Start of PROVIDED RECORDS
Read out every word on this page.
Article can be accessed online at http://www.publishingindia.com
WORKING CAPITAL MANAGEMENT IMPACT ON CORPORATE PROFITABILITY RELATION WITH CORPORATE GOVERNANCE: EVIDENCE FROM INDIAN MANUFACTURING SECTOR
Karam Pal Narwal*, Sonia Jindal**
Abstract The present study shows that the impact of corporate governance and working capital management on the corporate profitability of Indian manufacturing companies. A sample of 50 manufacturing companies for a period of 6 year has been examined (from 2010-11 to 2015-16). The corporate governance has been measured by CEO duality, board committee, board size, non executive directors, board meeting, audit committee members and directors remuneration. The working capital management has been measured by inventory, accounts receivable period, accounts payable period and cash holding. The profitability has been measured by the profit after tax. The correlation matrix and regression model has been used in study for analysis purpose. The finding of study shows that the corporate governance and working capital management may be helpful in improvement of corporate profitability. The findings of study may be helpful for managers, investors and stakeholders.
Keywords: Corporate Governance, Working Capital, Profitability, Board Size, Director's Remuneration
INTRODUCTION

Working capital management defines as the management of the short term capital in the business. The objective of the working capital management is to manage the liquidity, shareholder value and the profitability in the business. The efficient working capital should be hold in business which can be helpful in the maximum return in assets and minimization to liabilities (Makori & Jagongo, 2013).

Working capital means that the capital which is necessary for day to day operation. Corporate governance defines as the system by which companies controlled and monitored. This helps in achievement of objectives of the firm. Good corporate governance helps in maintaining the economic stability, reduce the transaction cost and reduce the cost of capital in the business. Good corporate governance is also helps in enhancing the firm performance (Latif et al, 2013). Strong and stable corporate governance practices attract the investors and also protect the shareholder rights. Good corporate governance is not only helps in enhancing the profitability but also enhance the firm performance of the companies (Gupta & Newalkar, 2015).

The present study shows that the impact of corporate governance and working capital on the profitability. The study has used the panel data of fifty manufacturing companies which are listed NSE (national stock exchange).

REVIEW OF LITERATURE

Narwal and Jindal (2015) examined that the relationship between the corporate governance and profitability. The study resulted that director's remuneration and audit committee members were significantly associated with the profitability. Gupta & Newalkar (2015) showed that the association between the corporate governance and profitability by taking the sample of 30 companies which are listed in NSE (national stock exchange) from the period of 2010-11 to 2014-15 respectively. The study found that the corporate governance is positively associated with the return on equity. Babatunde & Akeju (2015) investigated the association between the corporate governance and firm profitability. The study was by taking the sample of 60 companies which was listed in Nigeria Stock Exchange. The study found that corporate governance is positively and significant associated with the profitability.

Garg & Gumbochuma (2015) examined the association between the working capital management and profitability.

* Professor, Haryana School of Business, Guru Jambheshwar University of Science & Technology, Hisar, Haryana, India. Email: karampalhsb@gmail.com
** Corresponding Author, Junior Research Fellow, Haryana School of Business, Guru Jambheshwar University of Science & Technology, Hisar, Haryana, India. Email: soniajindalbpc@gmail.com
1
End of PROVIDED RECORDS
Write out the records shown above, exactly as they appear.

## IN RESPONSE
Read out every word on this page.
Article can be accessed online at http://www.publishingindia.com
WORKING CAPITAL MANAGEMENT IMPACT ON CORPORATE PROFITABILITY RELATION WITH CORPORATE GOVERNANCE: EVIDENCE FROM INDIAN MANUFACTURING SECTOR
Karam Pal Narwal*, Sonia Jindal**
Abstract The present study shows that the impact of corporate governance and working capital management on the corporate profitability of Indian manufacturing companies. A sample of 50 manufacturing companies for a period of 6 year has been examined (from 2010-11 to 2015-16). The corporate governance has been measured by CEO duality, board committee, board size, non executive directors, board meeting, audit committee members and directors remuneration. The working capital management has been measured by inventory, accounts receivable period, accounts payable period and cash holding. The profitability has been measured by the profit after tax. The correlation matrix and regression model has been used in study for analysis purpose. The finding of study shows that the corporate governance and working capital management may be helpful in improvement of corporate profitability. The findings of study may be helpful for managers, investors and stakeholders.
Keywords: Corporate Governance, Working Capital, Profitability, Board Size, Director's Remuneration
INTRODUCTION

Working capital management defines as the management of the short term capital in the business. The objective of the working capital management is to manage the liquidity, shareholder value and the profitability in the business. The efficient working capital should be hold in business which can be helpful in the maximum return in assets and minimization to liabilities (Makori & Jagongo, 2013).

Working capital means that the capital which is necessary for day to day operation. Corporate governance defines as the system by which companies controlled and monitored. This helps in achievement of objectives of the firm. Good corporate governance helps in maintaining the economic stability, reduce the transaction cost and reduce the cost of capital in the business. Good corporate governance is also helps in enhancing the firm performance (Latif et al, 2013). Strong and stable corporate governance practices attract the investors and also protect the shareholder rights. Good corporate governance is not only helps in enhancing the profitability but also enhance the firm performance of the companies (Gupta & Newalkar, 2015).

The present study shows that the impact of corporate governance and working capital on the profitability. The study has used the panel data of fifty manufacturing companies which are listed NSE (national stock exchange).

REVIEW OF LITERATURE

Narwal and Jindal (2015) examined that the relationship between the corporate governance and profitability. The study resulted that director's remuneration and audit committee members were significantly associated with the profitability. Gupta & Newalkar (2015) showed that the association between the corporate governance and profitability by taking the sample of 30 companies which are listed in NSE (national stock exchange) from the period of 2010-11 to 2014-15 respectively. The study found that the corporate governance is positively associated with the return on equity. Babatunde & Akeju (2015) investigated the association between the corporate governance and firm profitability. The study was by taking the sample of 60 companies which was listed in Nigeria Stock Exchange. The study found that corporate governance is positively and significant associated with the profitability.

Garg & Gumbochuma (2015) examined the association between the working capital management and profitability.

* Professor, Haryana School of Business, Guru Jambheshwar University of Science & Technology, Hisar, Haryana, India. Email: karampalhsb@gmail.com
** Corresponding Author, Junior Research Fellow, Haryana School of Business, Guru Jambheshwar University of Science & Technology, Hisar, Haryana, India. Email: soniajindalbpc@gmail.com
1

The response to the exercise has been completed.